* Short exercise *
Gather all lines from the material that contain the word "speaker".

★ ★ ★ ★ ★ ★ ★

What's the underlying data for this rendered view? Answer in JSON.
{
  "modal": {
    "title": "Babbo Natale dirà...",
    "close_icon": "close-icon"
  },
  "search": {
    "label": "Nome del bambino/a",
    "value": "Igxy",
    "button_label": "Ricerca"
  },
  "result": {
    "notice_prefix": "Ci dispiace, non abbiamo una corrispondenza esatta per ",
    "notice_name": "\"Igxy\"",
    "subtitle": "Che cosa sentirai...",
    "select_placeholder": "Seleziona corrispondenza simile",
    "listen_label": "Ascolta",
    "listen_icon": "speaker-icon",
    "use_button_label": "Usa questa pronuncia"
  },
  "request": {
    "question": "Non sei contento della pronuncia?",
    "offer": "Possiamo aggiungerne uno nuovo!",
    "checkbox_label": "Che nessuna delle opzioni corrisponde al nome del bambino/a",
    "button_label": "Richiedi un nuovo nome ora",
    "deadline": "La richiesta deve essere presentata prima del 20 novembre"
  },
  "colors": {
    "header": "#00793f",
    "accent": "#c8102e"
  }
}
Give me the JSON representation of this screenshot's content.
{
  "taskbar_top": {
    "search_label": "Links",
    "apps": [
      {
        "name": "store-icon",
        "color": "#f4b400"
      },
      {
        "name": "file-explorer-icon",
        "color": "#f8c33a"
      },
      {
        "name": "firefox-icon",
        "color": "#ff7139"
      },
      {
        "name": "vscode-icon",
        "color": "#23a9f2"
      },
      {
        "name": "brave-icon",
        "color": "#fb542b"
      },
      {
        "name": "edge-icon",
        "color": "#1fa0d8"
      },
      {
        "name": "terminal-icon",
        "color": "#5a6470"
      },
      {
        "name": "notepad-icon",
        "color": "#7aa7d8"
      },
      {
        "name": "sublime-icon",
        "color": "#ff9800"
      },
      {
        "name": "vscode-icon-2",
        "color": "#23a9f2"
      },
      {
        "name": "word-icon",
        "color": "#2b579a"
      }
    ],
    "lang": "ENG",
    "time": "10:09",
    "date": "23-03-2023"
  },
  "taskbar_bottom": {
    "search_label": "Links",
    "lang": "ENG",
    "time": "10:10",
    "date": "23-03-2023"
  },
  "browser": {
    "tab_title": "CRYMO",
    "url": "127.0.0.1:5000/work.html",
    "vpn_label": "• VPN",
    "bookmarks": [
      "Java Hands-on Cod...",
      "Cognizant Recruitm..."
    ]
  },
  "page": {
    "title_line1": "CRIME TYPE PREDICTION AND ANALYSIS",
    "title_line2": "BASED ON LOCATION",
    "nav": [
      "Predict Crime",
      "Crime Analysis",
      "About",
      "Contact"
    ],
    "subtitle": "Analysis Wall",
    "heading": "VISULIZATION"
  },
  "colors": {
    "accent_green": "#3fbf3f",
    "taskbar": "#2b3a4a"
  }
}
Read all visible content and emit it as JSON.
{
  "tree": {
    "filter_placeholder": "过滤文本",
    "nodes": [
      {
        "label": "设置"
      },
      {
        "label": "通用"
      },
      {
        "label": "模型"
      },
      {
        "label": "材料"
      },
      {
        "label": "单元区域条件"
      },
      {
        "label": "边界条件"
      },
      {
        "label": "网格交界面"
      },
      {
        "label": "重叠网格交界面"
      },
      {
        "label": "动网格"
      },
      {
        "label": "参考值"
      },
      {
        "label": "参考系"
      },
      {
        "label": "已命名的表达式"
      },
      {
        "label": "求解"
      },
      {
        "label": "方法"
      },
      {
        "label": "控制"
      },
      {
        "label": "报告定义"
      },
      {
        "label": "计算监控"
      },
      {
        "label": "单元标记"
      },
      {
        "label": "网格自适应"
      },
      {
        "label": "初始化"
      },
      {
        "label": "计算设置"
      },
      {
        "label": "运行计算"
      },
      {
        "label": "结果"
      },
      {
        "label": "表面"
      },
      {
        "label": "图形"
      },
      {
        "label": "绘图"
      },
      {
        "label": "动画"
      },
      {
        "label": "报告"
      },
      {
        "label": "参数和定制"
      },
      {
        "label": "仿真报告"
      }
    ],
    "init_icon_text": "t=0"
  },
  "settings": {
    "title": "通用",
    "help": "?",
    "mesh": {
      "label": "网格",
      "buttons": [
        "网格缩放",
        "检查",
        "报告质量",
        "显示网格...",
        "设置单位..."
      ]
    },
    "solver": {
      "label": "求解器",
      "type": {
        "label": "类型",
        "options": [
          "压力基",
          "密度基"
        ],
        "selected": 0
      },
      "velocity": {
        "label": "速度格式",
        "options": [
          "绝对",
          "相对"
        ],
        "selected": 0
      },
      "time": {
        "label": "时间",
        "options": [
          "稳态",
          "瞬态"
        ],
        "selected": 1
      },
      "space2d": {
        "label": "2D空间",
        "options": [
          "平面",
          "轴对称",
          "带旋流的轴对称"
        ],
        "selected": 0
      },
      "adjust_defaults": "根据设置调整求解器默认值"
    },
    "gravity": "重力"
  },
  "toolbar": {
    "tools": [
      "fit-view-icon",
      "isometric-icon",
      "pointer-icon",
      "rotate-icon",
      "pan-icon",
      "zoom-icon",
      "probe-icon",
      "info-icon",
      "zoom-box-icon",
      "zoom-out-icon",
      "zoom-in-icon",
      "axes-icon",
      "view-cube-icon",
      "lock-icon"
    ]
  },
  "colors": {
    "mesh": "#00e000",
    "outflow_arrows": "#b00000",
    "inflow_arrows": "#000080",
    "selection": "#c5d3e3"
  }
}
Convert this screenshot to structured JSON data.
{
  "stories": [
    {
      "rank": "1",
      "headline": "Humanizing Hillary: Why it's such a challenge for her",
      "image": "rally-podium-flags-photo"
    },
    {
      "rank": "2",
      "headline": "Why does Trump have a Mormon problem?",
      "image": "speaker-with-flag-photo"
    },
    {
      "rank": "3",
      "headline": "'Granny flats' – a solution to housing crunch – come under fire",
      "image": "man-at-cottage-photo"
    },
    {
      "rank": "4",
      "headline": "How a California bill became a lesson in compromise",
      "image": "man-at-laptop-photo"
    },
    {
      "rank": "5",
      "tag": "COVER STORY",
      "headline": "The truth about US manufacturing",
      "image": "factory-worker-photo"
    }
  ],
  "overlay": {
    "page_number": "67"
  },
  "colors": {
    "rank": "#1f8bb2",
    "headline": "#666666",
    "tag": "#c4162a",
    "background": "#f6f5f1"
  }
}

★ ★ ★ ★ ★ ★ ★

* In response *
    "listen_icon": "speaker-icon",
      "image": "speaker-with-flag-photo"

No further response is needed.